### Short problem
Read the records below. Copy each line where the string "smiley" occurs.

=-=-=-=-=

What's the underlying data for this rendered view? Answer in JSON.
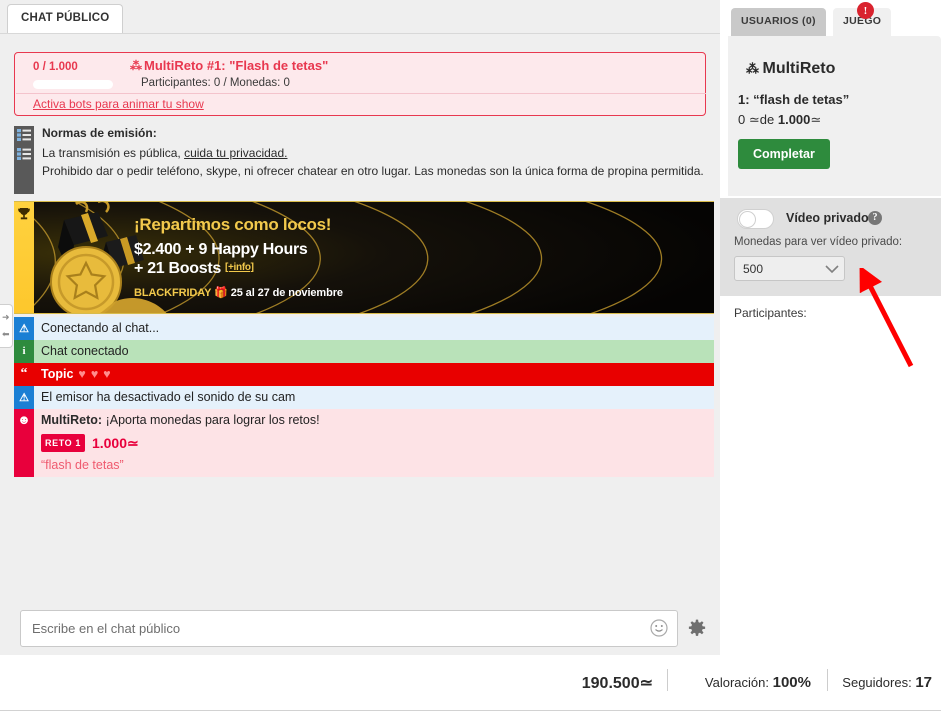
{
  "chat_panel": {
    "tab_label": "CHAT PÚBLICO",
    "reto": {
      "progress_text": "0 / 1.000",
      "progress_pct": 0,
      "icon": "trio-stars-icon",
      "title": "MultiReto #1: \"Flash de tetas\"",
      "stats": "Participantes: 0  /  Monedas: 0",
      "bots_link": "Activa bots para animar tu show"
    },
    "normas": {
      "icon": "list-icon",
      "heading": "Normas de emisión:",
      "line1_a": "La transmisión es pública, ",
      "line1_link": "cuida tu privacidad.",
      "line2": "Prohibido dar o pedir teléfono, skype, ni ofrecer chatear en otro lugar. Las monedas son la única forma de propina permitida."
    },
    "banner": {
      "icon": "trophy-icon",
      "line1": "¡Repartimos como locos!",
      "line2": "$2.400 + 9 Happy Hours",
      "line3": "+ 21 Boosts",
      "info_tag": "[+info]",
      "tag": "BLACKFRIDAY",
      "gift_icon": "gift-icon",
      "dates": "25 al 27 de noviembre"
    },
    "messages": [
      {
        "kind": "info",
        "icon": "warning-icon",
        "icon_glyph": "!",
        "icon_color": "#1b7fd4",
        "text": "Conectando al chat..."
      },
      {
        "kind": "ok",
        "icon": "info-icon",
        "icon_glyph": "i",
        "icon_color": "#2e8b3d",
        "text": "Chat conectado"
      },
      {
        "kind": "topic",
        "icon": "quote-icon",
        "icon_glyph": "“",
        "icon_color": "#e80000",
        "text": "Topic",
        "hearts": [
          "♥",
          "♥",
          "♥"
        ]
      },
      {
        "kind": "info",
        "icon": "warning-icon",
        "icon_glyph": "!",
        "icon_color": "#1b7fd4",
        "text": "El emisor ha desactivado el sonido de su cam"
      },
      {
        "kind": "reto",
        "icon": "smiley-icon",
        "icon_glyph": "☺",
        "icon_color": "#e8003c",
        "sender": "MultiReto:",
        "text": " ¡Aporta monedas para lograr los retos!",
        "badge": "RETO 1",
        "amount": "1.000",
        "quote": "“flash de tetas”"
      }
    ],
    "collapse_handle": {
      "right_arrow": "→",
      "left_arrow": "←"
    },
    "input": {
      "placeholder": "Escribe en el chat público",
      "value": "",
      "emoji_icon": "smiley-icon",
      "settings_icon": "gear-icon"
    }
  },
  "right_panel": {
    "tabs": [
      {
        "id": "usuarios",
        "label": "USUARIOS (0)",
        "active": false
      },
      {
        "id": "juego",
        "label": "JUEGO",
        "active": true,
        "badge": "!"
      }
    ],
    "game": {
      "icon": "trio-stars-icon",
      "title": "MultiReto",
      "challenge": "1: “flash de tetas”",
      "progress_current": "0",
      "progress_mid": "de",
      "progress_goal": "1.000",
      "coin_glyph": "≃",
      "complete_button": "Completar"
    },
    "private_video": {
      "toggle_on": false,
      "label": "Vídeo privado",
      "help_icon": "question-mark-icon",
      "sub_label": "Monedas para ver vídeo privado:",
      "selected": "500",
      "options": [
        "500"
      ],
      "chevron_icon": "chevron-down-icon"
    },
    "participants_label": "Participantes:",
    "avatar": "avatar"
  },
  "annotation": {
    "type": "arrow",
    "color": "#ff0000"
  },
  "footer": {
    "coins": "190.500",
    "coin_glyph": "≃",
    "rating_label": "Valoración:",
    "rating_value": "100%",
    "followers_label": "Seguidores:",
    "followers_value": "17"
  },
  "colors": {
    "accent_red": "#e8384f",
    "topic_red": "#e80000",
    "green": "#2e8b3d",
    "gold": "#f2c94c",
    "info_blue": "#1b7fd4"
  }
}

=-=-=-=-=

### Output of the exercise
        "icon": "smiley-icon",
      "emoji_icon": "smiley-icon",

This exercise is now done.